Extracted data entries
## start

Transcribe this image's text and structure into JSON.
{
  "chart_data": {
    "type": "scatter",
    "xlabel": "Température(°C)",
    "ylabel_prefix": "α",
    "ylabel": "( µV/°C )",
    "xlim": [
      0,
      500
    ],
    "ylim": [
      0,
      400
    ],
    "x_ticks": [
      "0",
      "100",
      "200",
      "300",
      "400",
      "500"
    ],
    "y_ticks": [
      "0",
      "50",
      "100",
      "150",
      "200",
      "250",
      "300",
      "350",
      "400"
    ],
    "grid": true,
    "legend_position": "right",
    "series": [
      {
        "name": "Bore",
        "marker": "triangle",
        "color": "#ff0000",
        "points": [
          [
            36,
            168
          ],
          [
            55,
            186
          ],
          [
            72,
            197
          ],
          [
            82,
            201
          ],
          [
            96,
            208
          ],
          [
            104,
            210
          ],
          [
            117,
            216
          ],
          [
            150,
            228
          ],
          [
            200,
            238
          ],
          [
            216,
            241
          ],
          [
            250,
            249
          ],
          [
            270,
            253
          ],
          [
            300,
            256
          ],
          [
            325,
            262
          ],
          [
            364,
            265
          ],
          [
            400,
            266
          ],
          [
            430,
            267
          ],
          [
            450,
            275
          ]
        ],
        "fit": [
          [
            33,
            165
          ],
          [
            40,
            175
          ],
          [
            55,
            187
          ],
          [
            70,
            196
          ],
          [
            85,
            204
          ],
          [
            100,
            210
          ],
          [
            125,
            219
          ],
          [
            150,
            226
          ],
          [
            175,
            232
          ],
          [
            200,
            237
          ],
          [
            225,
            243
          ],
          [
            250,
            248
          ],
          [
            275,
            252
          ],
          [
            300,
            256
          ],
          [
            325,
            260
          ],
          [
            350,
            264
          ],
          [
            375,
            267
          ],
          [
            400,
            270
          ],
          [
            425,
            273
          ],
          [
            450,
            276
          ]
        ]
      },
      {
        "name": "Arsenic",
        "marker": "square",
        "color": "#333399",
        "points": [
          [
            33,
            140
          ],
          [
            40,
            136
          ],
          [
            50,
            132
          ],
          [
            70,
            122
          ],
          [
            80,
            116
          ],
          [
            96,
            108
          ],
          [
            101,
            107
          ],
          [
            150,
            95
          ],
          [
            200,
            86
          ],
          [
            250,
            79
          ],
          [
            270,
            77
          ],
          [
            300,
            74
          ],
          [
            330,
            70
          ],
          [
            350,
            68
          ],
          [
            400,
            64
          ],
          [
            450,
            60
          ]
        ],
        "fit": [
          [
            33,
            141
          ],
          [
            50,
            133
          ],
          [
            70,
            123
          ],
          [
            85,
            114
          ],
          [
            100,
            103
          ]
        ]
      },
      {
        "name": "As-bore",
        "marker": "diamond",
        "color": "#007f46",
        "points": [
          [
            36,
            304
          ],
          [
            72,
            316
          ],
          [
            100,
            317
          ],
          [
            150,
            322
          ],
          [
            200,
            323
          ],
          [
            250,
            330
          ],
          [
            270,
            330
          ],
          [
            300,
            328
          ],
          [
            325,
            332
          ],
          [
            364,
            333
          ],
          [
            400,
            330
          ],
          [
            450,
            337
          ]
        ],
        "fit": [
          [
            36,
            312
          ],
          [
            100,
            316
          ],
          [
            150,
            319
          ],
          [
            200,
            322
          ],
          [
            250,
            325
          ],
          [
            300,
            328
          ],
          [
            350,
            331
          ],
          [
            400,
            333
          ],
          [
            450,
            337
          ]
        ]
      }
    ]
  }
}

## end

> _Task to complete_: Which lines hold the word "marker"? Copy all of them.

> _Output for this task_:
        "marker": "triangle",
        "marker": "square",
        "marker": "diamond",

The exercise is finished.